==== Supplied information

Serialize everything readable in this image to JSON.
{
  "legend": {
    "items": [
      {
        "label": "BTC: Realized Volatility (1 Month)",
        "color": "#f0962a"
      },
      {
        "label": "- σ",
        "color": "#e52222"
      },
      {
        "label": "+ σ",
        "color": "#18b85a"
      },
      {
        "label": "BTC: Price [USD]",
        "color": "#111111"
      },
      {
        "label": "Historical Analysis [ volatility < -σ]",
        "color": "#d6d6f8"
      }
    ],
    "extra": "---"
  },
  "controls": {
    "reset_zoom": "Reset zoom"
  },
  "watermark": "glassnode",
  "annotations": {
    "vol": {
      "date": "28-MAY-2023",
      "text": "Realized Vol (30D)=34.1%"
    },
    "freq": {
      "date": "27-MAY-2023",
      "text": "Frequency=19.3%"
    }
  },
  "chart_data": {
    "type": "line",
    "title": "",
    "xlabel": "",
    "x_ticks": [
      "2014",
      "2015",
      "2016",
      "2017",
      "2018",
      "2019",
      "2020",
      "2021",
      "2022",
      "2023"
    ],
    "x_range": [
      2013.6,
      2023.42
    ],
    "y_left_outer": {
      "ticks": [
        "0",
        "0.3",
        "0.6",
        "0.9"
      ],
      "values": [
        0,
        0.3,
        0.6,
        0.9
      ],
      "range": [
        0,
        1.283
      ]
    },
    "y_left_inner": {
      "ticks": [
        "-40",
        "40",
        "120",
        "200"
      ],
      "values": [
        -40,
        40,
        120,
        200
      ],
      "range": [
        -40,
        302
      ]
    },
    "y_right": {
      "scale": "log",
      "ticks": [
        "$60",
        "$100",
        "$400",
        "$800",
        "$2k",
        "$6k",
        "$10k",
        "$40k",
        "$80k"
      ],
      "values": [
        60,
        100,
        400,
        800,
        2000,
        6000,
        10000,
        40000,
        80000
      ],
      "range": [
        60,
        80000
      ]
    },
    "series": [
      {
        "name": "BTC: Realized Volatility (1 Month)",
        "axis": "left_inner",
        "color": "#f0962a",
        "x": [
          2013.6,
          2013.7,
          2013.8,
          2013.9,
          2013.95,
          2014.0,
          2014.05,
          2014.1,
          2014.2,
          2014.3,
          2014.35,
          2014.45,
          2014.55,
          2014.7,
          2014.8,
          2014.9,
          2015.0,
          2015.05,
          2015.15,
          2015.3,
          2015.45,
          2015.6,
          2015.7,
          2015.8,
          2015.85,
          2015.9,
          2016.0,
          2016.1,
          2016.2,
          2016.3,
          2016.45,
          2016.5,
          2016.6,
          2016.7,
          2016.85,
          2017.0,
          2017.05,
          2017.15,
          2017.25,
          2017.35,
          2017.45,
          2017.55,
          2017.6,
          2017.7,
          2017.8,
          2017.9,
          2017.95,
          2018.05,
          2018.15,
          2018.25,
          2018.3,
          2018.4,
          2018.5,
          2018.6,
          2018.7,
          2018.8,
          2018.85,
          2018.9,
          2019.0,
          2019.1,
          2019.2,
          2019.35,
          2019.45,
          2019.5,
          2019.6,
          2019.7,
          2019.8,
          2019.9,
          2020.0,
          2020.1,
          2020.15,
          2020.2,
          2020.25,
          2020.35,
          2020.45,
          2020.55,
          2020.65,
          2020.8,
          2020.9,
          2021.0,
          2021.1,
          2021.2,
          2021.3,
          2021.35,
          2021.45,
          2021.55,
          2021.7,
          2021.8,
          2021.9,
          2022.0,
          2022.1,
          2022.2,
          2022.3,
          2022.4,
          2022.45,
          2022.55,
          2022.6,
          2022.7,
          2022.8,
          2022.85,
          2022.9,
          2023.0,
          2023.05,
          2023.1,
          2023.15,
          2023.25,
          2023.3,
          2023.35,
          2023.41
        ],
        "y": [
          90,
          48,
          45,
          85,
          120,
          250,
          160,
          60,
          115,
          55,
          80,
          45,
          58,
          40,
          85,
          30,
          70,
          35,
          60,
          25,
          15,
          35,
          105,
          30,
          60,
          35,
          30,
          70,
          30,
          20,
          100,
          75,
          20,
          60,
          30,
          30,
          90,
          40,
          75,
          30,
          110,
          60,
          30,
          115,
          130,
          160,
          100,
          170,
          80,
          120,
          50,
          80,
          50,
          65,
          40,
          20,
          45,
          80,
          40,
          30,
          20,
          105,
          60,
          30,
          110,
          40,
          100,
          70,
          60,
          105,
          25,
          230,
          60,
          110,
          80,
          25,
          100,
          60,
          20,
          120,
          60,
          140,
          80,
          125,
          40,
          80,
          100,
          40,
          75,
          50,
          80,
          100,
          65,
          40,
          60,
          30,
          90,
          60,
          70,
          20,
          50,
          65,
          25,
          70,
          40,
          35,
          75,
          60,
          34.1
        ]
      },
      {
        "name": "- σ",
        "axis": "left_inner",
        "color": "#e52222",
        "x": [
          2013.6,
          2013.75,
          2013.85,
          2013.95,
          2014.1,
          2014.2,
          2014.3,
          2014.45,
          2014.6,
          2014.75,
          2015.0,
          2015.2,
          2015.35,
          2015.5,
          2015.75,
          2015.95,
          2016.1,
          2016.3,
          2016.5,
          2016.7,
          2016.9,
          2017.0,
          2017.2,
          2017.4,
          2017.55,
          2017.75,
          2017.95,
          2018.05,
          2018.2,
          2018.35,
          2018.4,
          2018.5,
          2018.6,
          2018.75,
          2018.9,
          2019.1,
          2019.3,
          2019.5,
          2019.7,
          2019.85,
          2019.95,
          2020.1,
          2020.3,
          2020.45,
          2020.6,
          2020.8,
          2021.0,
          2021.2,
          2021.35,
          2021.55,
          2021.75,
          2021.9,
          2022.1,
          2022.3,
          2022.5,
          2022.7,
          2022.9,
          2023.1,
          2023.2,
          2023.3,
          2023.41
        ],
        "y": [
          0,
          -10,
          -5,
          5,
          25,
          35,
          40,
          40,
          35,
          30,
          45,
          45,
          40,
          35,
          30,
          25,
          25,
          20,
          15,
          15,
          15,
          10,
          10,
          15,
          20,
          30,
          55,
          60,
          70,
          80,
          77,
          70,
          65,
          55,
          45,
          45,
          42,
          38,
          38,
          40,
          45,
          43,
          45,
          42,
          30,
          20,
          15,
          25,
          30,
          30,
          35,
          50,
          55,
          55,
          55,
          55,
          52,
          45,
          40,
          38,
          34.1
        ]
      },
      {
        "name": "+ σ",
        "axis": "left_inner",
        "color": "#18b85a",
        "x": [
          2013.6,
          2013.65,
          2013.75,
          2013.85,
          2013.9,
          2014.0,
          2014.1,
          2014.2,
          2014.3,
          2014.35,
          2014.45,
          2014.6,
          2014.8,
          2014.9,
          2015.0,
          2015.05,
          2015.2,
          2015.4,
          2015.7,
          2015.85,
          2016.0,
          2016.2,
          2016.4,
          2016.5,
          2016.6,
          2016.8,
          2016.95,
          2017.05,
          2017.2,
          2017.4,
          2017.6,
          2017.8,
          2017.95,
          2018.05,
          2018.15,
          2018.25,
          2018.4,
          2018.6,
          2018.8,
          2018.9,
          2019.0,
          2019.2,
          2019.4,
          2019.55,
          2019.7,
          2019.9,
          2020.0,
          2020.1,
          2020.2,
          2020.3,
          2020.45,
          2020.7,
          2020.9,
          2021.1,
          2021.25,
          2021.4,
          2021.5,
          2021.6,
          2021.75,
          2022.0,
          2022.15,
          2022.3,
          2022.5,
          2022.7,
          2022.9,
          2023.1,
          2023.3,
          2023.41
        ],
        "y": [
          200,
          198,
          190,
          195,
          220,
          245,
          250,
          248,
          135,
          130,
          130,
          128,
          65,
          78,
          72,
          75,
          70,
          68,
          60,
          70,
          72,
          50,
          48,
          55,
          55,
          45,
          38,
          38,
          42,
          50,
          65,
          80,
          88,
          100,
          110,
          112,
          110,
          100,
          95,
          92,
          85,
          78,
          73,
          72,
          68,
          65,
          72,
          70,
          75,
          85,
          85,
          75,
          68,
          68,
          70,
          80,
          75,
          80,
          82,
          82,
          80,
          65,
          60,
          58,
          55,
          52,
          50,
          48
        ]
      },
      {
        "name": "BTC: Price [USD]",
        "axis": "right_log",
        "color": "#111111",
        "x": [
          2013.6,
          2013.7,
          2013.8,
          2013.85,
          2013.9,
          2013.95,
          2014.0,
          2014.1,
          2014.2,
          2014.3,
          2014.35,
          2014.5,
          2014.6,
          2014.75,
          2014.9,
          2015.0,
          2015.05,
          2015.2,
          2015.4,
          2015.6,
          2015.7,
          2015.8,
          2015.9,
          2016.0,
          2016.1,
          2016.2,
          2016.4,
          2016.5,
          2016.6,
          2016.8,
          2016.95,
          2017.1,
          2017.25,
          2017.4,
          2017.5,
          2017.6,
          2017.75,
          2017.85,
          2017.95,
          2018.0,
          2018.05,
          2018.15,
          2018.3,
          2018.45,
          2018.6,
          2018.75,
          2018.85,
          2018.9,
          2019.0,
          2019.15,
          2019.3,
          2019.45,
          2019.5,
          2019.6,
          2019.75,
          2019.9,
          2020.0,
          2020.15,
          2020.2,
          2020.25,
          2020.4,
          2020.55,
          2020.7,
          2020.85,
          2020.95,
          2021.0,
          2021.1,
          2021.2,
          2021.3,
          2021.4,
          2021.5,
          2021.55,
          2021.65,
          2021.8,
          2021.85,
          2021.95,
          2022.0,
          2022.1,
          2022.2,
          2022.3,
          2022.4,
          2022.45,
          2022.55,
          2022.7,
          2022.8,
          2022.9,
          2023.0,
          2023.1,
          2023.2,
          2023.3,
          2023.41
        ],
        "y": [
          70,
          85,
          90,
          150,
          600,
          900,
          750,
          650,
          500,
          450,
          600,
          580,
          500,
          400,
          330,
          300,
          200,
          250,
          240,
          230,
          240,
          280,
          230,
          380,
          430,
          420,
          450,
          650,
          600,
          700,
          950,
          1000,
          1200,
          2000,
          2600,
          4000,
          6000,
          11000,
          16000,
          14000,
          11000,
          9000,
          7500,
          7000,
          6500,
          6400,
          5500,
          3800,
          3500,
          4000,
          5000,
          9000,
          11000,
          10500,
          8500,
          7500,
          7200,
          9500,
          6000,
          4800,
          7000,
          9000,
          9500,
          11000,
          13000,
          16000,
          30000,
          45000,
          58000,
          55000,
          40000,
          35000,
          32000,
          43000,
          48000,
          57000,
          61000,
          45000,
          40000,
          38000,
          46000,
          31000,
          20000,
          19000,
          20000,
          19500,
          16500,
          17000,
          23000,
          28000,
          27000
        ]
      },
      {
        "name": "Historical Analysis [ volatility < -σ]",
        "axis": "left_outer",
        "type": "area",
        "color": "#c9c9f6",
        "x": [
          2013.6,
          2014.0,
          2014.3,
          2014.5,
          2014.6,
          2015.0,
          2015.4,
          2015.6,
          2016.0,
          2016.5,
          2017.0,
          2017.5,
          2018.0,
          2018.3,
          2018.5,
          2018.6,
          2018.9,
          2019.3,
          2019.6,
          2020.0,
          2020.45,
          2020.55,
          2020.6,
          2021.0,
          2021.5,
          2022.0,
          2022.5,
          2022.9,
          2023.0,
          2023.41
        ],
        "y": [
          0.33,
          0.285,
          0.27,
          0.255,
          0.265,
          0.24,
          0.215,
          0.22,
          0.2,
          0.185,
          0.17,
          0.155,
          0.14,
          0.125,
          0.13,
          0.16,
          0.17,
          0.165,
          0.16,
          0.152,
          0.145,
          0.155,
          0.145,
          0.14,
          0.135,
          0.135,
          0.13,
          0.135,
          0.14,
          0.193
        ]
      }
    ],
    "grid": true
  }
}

========

> [Stated problem]:
Where a line holds "Month", copy that line.

> [Result]:
        "label": "BTC: Realized Volatility (1 Month)",
        "name": "BTC: Realized Volatility (1 Month)",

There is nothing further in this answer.